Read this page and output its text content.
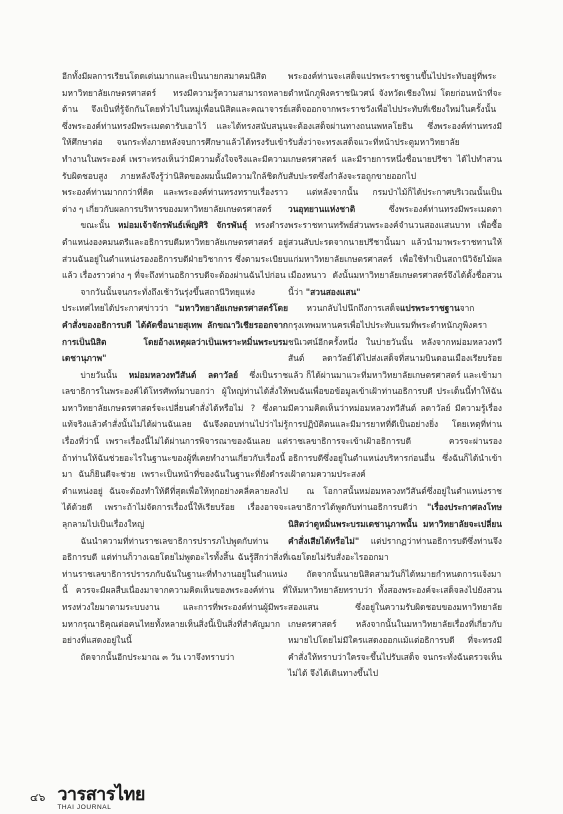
อีกทั้งมีผลการเรียนโดดเด่นมากและเป็นนายกสมาคมนิสิตมหาวิทยาลัยเกษตรศาสตร์ ทรงมีความรู้ความสามารถหลายด้าน จึงเป็นที่รู้จักกันโดยทั่วไปในหมู่เพื่อนนิสิตและคณาจารย์ ซึ่งพระองค์ท่านทรงมีพระเมตตารับเอาไว้ และได้ทรงสนับสนุนให้ศึกษาต่อ จนกระทั่งภายหลังจบการศึกษาแล้วได้ทรงรับเข้าทำงานในพระองค์ เพราะทรงเห็นว่ามีความตั้งใจจริงและมีความรับผิดชอบสูง ภายหลังจึงรู้ว่านิสิตของผมนั้นมีความใกล้ชิดกับพระองค์ท่านมากกว่าที่คิด และพระองค์ท่านทรงทราบเรื่องราวต่าง ๆ เกี่ยวกับผลการบริหารของมหาวิทยาลัยเกษตรศาสตร์

ขณะนั้น หม่อมเจ้าจักรพันธ์เพ็ญศิริ จักรพันธุ์ ทรงดำรงตำแหน่งองคมนตรีและอธิการบดีมหาวิทยาลัยเกษตรศาสตร์ อยู่ ส่วนฉันอยู่ในตำแหน่งรองอธิการบดีฝ่ายวิชาการ ซึ่งตามระเบียบแล้ว เรื่องราวต่าง ๆ ที่จะถึงท่านอธิการบดีจะต้องผ่านฉันไปก่อน

จากวันนั้นจนกระทั่งถึงเช้าวันรุ่งขึ้นสถานีวิทยุแห่งประเทศไทยได้ประกาศข่าวว่า "มหาวิทยาลัยเกษตรศาสตร์โดยคำสั่งของอธิการบดี ได้ตัดชื่อนายสุเทพ ลักขณาวิเชียรออกจากการเป็นนิสิต โดยอ้างเหตุผลว่าเป็นเพราะหมิ่นพระบรมเดชานุภาพ"

บ่ายวันนั้น หม่อมหลวงทวีสันต์ ลดาวัลย์ ซึ่งเป็นราชเลขาธิการในพระองค์ได้โทรศัพท์มาบอกว่า ผู้ใหญ่ท่านได้สั่งให้มหาวิทยาลัยเกษตรศาสตร์จะเปลี่ยนคำสั่งได้หรือไม่ ? ซึ่งตามแท้จริงแล้วคำสั่งนั้นไม่ได้ผ่านฉันเลย ฉันจึงตอบท่านไปว่าไม่รู้เรื่องที่ว่านี้ เพราะเรื่องนี้ไม่ได้ผ่านการพิจารณาของฉันเลย แต่ถ้าท่านให้ฉันช่วยอะไรในฐานะของผู้ที่เคยทำงานเกี่ยวกับเรื่องนี้มา ฉันก็ยินดีจะช่วย เพราะเป็นหน้าที่ของฉันในฐานะที่ยังดำรงตำแหน่งอยู่ ฉันจะต้องทำให้ดีที่สุดเพื่อให้ทุกอย่างคลี่คลายลงไปได้ด้วยดี เพราะถ้าไม่จัดการเรื่องนี้ให้เรียบร้อย เรื่องอาจจะลุกลามไปเป็นเรื่องใหญ่

ฉันนำความที่ท่านราชเลขาธิการปรารภไปพูดกับท่านอธิการบดี แต่ท่านก็วางเฉยโดยไม่พูดอะไรทั้งสิ้น ฉันรู้สึกว่าสิ่งที่ท่านราชเลขาธิการปรารภกับฉันในฐานะที่ทำงานอยู่ในตำแหน่งนี้ ควรจะมีผลสืบเนื่องมาจากความคิดเห็นของพระองค์ท่าน ที่ทรงห่วงใยมาตามระบบงาน และการที่พระองค์ท่านผู้มีพระมหากรุณาธิคุณต่อคนไทยทั้งหลายเห็นสิ่งนี้เป็นสิ่งที่สำคัญมากอย่างที่แสดงอยู่ในนี้

ถัดจากนั้นอีกประมาณ ๓ วัน เวาจึงทราบว่า

พระองค์ท่านจะเสด็จแปรพระราชฐานขึ้นไปประทับอยู่ที่พระตำหนักภูพิงคราชนิเวศน์ จังหวัดเชียงใหม่ โดยก่อนหน้าที่จะเสด็จออกจากพระราชวังเพื่อไปประทับที่เชียงใหม่ในครั้งนั้นจะต้องเสด็จผ่านทางถนนพหลโยธิน ซึ่งพระองค์ท่านทรงมีรับสั่งว่าจะทรงเสด็จแวะที่หน้าประตูมหาวิทยาลัยเกษตรศาสตร์ และมีรายการหนึ่งชื่อนายปรีชา ได้ไปทำสวนสับปะรดซึ่งกำลังจะรอถูกขายออกไป

แต่หลังจากนั้น กรมป่าไม้ก็ได้ประกาศบริเวณนั้นเป็นวนอุทยานแห่งชาติ ซึ่งพระองค์ท่านทรงมีพระเมตตาพระราชทานทรัพย์ส่วนพระองค์จำนวนสองแสนบาท เพื่อซื้อสวนสับปะรดจากนายปรีชานั้นมา แล้วนำมาพระราชทานให้แก่มหาวิทยาลัยเกษตรศาสตร์ เพื่อใช้ทำเป็นสถานีวิจัยไม้ผลเมืองหนาว ดังนั้นมหาวิทยาลัยเกษตรศาสตร์จึงได้ตั้งชื่อสวนนี้ว่า "สวนสองแสน"

หวนกลับไปนึกถึงการเสด็จแปรพระราชฐานจากกรุงเทพมหานครเพื่อไปประทับแรมที่พระตำหนักภูพิงคราชนิเวศน์อีกครั้งหนึ่ง ในบ่ายวันนั้น หลังจากหม่อมหลวงทวีสันต์ ลดาวัลย์ได้ไปส่งเสด็จที่สนามบินดอนเมืองเรียบร้อยแล้ว ก็ได้ผ่านมาแวะที่มหาวิทยาลัยเกษตรศาสตร์ และเข้ามาพบฉันเพื่อขอข้อมูลเข้าเฝ้าท่านอธิการบดี ประเด็นนี้ทำให้ฉันมีความคิดเห็นว่าหม่อมหลวงทวีสันต์ ลดาวัลย์ มีความรู้เรื่องการปฏิบัติตนและมีมารยาทที่ดีเป็นอย่างยิ่ง โดยเหตุที่ท่านราชเลขาธิการจะเข้าเฝ้าอธิการบดี ควรจะผ่านรองอธิการบดีซึ่งอยู่ในตำแหน่งบริหารก่อนอื่น ซึ่งฉันก็ได้นำเข้าเฝ้าตามความประสงค์

ณ โอกาสนั้นหม่อมหลวงทวีสันต์ซึ่งอยู่ในตำแหน่งราชเลขาธิการได้พูดกับท่านอธิการบดีว่า "เรื่องประกาศลงโทษนิสิตว่าดูหมิ่นพระบรมเดชานุภาพนั้น มหาวิทยาลัยจะเปลี่ยนคำสั่งเสียได้หรือไม่" แต่ปรากฏว่าท่านอธิการบดีซึ่งท่านจึงเฉยโดยไม่รับสั่งอะไรออกมา

ถัดจากนั้นนายนิสิตสามวันก็ได้หมายกำหนดการแจ้งมาให้มหาวิทยาลัยทราบว่า ทั้งสองพระองค์จะเสด็จลงไปยังสวนสองแสน ซึ่งอยู่ในความรับผิดชอบของมหาวิทยาลัยเกษตรศาสตร์ หลังจากนั้นในมหาวิทยาลัยเรื่องที่เกี่ยวกับหมายไปโดยไม่มีใครแสดงออกแม้แต่อธิการบดี ที่จะทรงมีคำสั่งให้ทราบว่าใครจะขึ้นไปรับเสด็จ จนกระทั่งฉันตรวจเห็นไม่ได้ จึงได้เดินทางขึ้นไป

๔๖ วารสารไทย
THAI JOURNAL
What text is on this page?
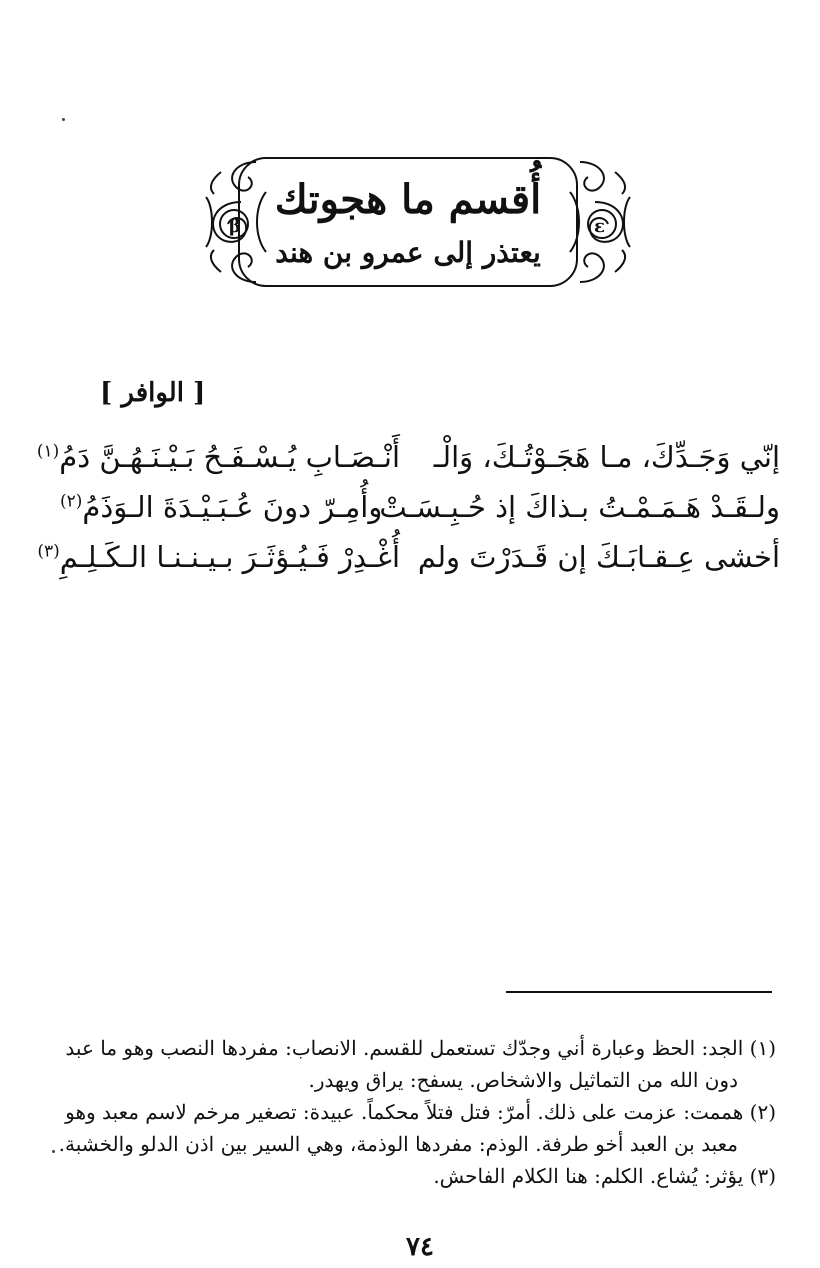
β	ε
أُقسم ما هجوتك
يعتذر إلى عمرو بن هند
[ الوافر ]
إنّي وَجَـدِّكَ، مـا هَجَـوْتُـكَ، وَالْـ
أَنْـصَـابِ يُـسْـفَـحُ بَـيْـنَـهُـنَّ دَمُ$^{(١)}$
ولـقَـدْ هَـمَـمْـتُ بـذاكَ إذ حُـبِـسَـتْ
وأُمِـرّ دونَ عُـبَـيْـدَةَ الـوَذَمُ$^{(٢)}$
أخشى عِـقـابَـكَ إن قَـدَرْتَ ولم
أُغْـدِرْ فَـيُـؤثَـرَ بـيـنـنـا الـكَـلِـمِ$^{(٣)}$

(١) الجد: الحظ وعبارة أني وجدّك تستعمل للقسم. الانصاب: مفردها النصب وهو ما عبد

دون الله من التماثيل والاشخاص. يسفح: يراق ويهدر.

(٢) هممت: عزمت على ذلك. أمرّ: فتل فتلاً محكماً. عبيدة: تصغير مرخم لاسم معبد وهو

معبد بن العبد أخو طرفة. الوذم: مفردها الوذمة، وهي السير بين اذن الدلو والخشبة.

(٣) يؤثر: يُشاع. الكلم: هنا الكلام الفاحش.

٧٤
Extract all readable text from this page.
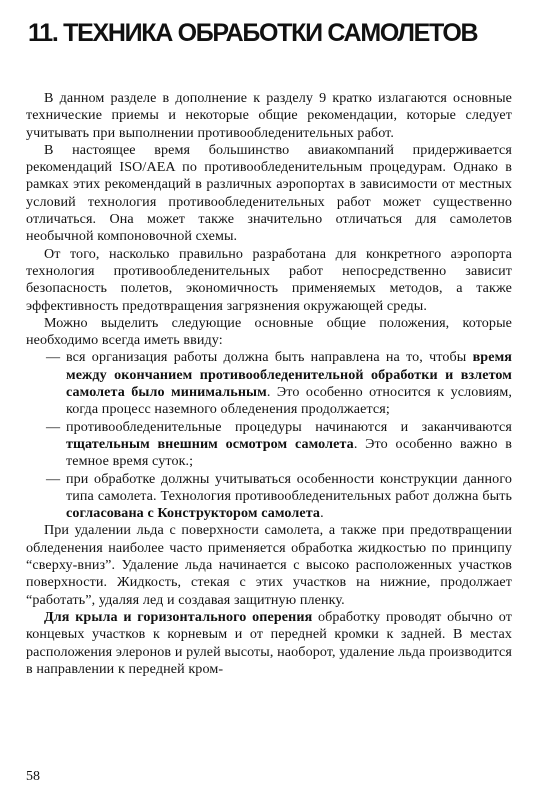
11. ТЕХНИКА ОБРАБОТКИ САМОЛЕТОВ

В данном разделе в дополнение к разделу 9 кратко излагаются основные технические приемы и некоторые общие рекомендации, которые следует учитывать при выполнении противообледенительных работ.

В настоящее время большинство авиакомпаний придерживается рекомендаций ISO/AEA по противообледенительным процедурам. Однако в рамках этих рекомендаций в различных аэропортах в зависимости от местных условий технология противообледенительных работ может существенно отличаться. Она может также значительно отличаться для самолетов необычной компоновочной схемы.

От того, насколько правильно разработана для конкретного аэропорта технология противообледенительных работ непосредственно зависит безопасность полетов, экономичность применяемых методов, а также эффективность предотвращения загрязнения окружающей среды.

Можно выделить следующие основные общие положения, которые необходимо всегда иметь ввиду:

— вся организация работы должна быть направлена на то, чтобы время между окончанием противообледенительной обработки и взлетом самолета было минимальным. Это особенно относится к условиям, когда процесс наземного обледенения продолжается;
— противообледенительные процедуры начинаются и заканчиваются тщательным внешним осмотром самолета. Это особенно важно в темное время суток.;
— при обработке должны учитываться особенности конструкции данного типа самолета. Технология противообледенительных работ должна быть согласована с Конструктором самолета.

При удалении льда с поверхности самолета, а также при предотвращении обледенения наиболее часто применяется обработка жидкостью по принципу “сверху-вниз”. Удаление льда начинается с высоко расположенных участков поверхности. Жидкость, стекая с этих участков на нижние, продолжает “работать”, удаляя лед и создавая защитную пленку.

Для крыла и горизонтального оперения обработку проводят обычно от концевых участков к корневым и от передней кромки к задней. В местах расположения элеронов и рулей высоты, наоборот, удаление льда производится в направлении к передней кром-

58
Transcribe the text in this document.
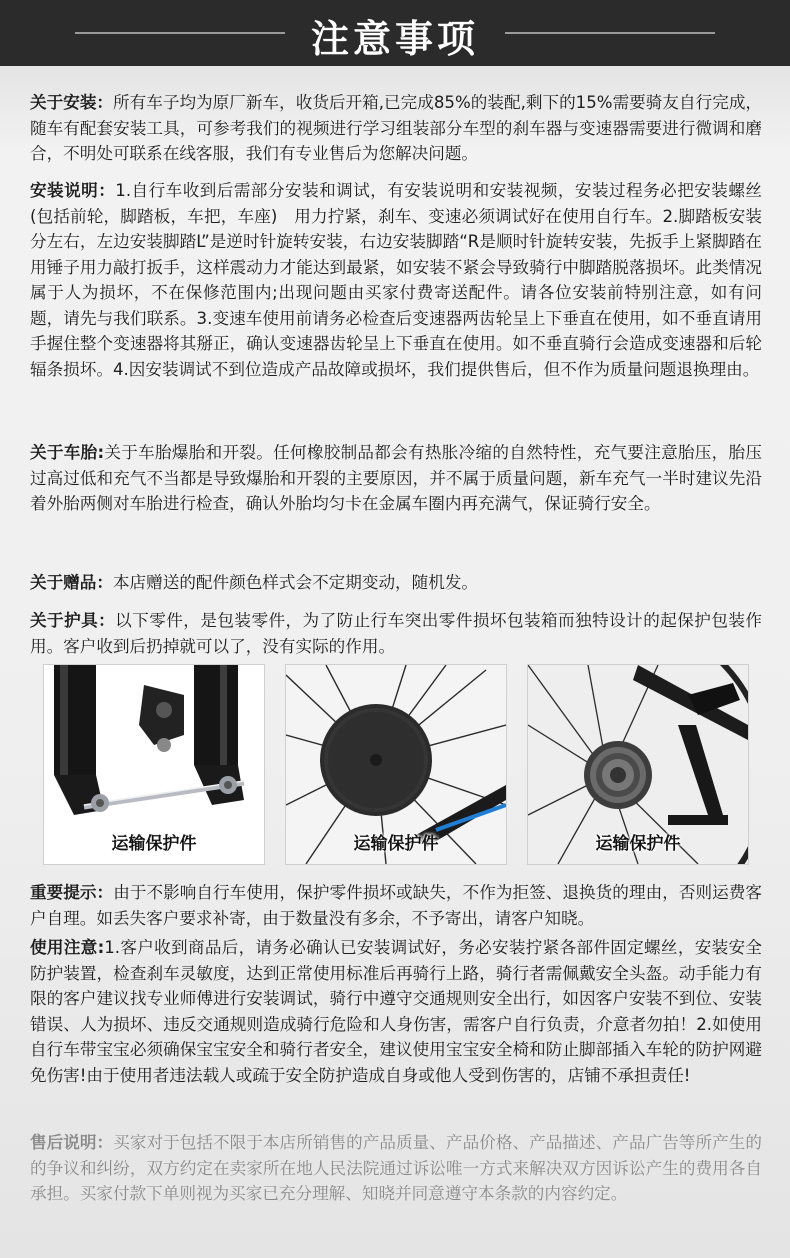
注意事项
关于安装：所有车子均为原厂新车，收货后开箱,已完成85%的装配,剩下的15%需要骑友自行完成，随车有配套安装工具，可参考我们的视频进行学习组装部分车型的刹车器与变速器需要进行微调和磨合，不明处可联系在线客服，我们有专业售后为您解决问题。
安装说明：1.自行车收到后需部分安装和调试，有安装说明和安装视频，安装过程务必把安装螺丝(包括前轮，脚踏板，车把，车座)　用力拧紧，刹车、变速必须调试好在使用自行车。2.脚踏板安装分左右，左边安装脚踏L”是逆时针旋转安装，右边安装脚踏“R是顺时针旋转安装，先扳手上紧脚踏在用锤子用力敲打扳手，这样震动力才能达到最紧，如安装不紧会导致骑行中脚踏脱落损坏。此类情况属于人为损坏，不在保修范围内;出现问题由买家付费寄送配件。请各位安装前特别注意，如有问题，请先与我们联系。3.变速车使用前请务必检查后变速器两齿轮呈上下垂直在使用，如不垂直请用手握住整个变速器将其掰正，确认变速器齿轮呈上下垂直在使用。如不垂直骑行会造成变速器和后轮辐条损坏。4.因安装调试不到位造成产品故障或损坏，我们提供售后，但不作为质量问题退换理由。
关于车胎:关于车胎爆胎和开裂。任何橡胶制品都会有热胀冷缩的自然特性，充气要注意胎压，胎压过高过低和充气不当都是导致爆胎和开裂的主要原因，并不属于质量问题，新车充气一半时建议先沿着外胎两侧对车胎进行检查，确认外胎均匀卡在金属车圈内再充满气，保证骑行安全。
关于赠品：本店赠送的配件颜色样式会不定期变动，随机发。
关于护具：以下零件，是包装零件，为了防止行车突出零件损坏包装箱而独特设计的起保护包装作用。客户收到后扔掉就可以了，没有实际的作用。
运输保护件	运输保护件	运输保护件
重要提示：由于不影响自行车使用，保护零件损坏或缺失，不作为拒签、退换货的理由，否则运费客户自理。如丢失客户要求补寄，由于数量没有多余，不予寄出，请客户知晓。
使用注意:1.客户收到商品后，请务必确认已安装调试好，务必安装拧紧各部件固定螺丝，安装安全防护装置，检查刹车灵敏度，达到正常使用标准后再骑行上路，骑行者需佩戴安全头盔。动手能力有限的客户建议找专业师傅进行安装调试，骑行中遵守交通规则安全出行，如因客户安装不到位、安装错误、人为损坏、违反交通规则造成骑行危险和人身伤害，需客户自行负责，介意者勿拍！2.如使用自行车带宝宝必须确保宝宝安全和骑行者安全，建议使用宝宝安全椅和防止脚部插入车轮的防护网避免伤害!由于使用者违法载人或疏于安全防护造成自身或他人受到伤害的，店铺不承担责任!
售后说明：买家对于包括不限于本店所销售的产品质量、产品价格、产品描述、产品广告等所产生的的争议和纠纷，双方约定在卖家所在地人民法院通过诉讼唯一方式来解决双方因诉讼产生的费用各自承担。买家付款下单则视为买家已充分理解、知晓并同意遵守本条款的内容约定。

- What is expected -
Copy out every line from the material above in which the word "this" appears.

- Final result -
Read this page and output its text content.
What text is on this page?
Extract all readable text from this page.
Transcribe the text in this document.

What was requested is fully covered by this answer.